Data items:
.....
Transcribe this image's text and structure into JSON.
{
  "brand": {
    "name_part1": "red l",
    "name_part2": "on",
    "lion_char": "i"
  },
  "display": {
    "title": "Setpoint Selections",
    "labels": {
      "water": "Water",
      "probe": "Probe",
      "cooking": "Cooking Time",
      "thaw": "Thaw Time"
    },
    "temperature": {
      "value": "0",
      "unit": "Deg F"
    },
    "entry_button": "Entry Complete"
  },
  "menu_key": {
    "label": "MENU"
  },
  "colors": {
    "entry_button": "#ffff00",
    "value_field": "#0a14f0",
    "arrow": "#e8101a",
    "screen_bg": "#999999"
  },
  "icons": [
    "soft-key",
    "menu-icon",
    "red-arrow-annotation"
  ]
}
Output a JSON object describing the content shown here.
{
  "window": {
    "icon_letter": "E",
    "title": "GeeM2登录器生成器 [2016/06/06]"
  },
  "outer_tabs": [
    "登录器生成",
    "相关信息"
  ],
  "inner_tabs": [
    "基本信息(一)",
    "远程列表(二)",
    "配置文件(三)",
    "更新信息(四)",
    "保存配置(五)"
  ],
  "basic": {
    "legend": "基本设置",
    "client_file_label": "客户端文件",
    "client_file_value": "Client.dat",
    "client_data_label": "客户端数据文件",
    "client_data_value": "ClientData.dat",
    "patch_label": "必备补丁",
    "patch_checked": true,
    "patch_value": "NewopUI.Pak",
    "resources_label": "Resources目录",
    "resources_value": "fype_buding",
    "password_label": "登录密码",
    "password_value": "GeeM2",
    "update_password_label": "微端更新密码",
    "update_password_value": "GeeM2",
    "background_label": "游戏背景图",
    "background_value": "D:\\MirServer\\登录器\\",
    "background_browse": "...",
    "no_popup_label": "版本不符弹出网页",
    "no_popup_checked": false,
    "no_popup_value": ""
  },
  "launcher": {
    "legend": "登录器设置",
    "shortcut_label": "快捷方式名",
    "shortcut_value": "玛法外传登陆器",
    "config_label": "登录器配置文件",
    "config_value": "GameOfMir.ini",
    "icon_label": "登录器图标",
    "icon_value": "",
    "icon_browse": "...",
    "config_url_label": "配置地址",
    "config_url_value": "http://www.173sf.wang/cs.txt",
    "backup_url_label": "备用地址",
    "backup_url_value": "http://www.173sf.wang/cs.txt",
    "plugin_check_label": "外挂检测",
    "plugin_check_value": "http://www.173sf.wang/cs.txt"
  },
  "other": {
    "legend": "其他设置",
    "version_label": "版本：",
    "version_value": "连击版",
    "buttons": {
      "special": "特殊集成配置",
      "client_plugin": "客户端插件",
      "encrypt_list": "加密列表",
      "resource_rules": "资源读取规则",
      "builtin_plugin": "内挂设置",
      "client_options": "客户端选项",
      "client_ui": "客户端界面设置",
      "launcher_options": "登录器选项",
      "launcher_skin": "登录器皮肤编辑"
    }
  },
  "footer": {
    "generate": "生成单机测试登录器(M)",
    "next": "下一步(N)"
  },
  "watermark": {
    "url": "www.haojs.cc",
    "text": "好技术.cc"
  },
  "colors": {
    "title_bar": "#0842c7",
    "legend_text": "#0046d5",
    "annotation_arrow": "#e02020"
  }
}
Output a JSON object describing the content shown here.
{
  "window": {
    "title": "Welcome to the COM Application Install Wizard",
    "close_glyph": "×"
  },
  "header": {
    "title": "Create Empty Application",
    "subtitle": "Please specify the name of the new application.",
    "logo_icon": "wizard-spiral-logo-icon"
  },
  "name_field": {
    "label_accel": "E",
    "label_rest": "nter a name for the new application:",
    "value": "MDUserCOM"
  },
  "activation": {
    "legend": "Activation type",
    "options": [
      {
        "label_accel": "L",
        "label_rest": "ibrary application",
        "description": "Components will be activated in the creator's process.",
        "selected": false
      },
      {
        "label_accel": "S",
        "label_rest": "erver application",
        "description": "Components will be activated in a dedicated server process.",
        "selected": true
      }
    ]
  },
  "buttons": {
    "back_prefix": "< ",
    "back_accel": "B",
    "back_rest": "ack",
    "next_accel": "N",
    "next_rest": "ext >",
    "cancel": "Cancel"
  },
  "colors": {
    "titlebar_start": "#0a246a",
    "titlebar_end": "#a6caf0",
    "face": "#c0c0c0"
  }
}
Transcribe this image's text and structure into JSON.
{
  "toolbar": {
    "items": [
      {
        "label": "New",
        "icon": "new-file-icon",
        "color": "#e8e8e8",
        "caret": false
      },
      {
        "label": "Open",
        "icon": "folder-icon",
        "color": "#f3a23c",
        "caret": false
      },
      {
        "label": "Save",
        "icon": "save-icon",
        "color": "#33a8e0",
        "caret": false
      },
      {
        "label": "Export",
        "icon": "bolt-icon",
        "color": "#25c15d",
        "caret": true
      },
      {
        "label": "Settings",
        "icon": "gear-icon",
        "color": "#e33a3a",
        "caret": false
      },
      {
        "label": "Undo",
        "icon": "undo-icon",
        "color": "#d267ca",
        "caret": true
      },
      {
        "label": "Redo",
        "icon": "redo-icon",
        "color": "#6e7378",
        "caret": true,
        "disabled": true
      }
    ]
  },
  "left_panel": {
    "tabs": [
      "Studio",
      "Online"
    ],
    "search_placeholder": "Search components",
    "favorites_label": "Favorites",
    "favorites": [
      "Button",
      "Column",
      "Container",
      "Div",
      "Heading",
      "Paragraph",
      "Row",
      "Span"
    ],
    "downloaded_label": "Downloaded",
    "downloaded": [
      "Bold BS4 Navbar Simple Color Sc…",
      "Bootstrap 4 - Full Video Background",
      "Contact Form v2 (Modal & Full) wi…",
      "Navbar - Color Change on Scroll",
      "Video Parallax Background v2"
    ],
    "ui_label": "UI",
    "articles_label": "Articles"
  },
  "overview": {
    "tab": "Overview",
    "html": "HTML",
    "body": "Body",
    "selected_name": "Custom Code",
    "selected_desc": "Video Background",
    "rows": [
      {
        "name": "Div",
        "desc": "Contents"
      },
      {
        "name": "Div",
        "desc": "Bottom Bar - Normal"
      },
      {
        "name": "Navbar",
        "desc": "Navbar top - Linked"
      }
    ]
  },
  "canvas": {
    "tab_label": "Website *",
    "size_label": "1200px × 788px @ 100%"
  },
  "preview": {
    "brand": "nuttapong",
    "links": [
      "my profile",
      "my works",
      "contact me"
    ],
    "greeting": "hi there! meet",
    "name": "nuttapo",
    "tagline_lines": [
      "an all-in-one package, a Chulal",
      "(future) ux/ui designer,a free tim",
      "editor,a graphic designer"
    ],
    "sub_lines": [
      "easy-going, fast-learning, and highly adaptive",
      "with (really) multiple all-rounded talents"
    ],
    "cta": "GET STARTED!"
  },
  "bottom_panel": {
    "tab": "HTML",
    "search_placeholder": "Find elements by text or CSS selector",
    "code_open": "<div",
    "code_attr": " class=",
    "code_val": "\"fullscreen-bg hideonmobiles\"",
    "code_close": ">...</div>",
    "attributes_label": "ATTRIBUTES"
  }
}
.....
Scan the entries above. Copy each line that has the string "http".

* THE OUTPUT:
    "config_url_value": "http://www.173sf.wang/cs.txt",
    "backup_url_value": "http://www.173sf.wang/cs.txt",
    "plugin_check_value": "http://www.173sf.wang/cs.txt"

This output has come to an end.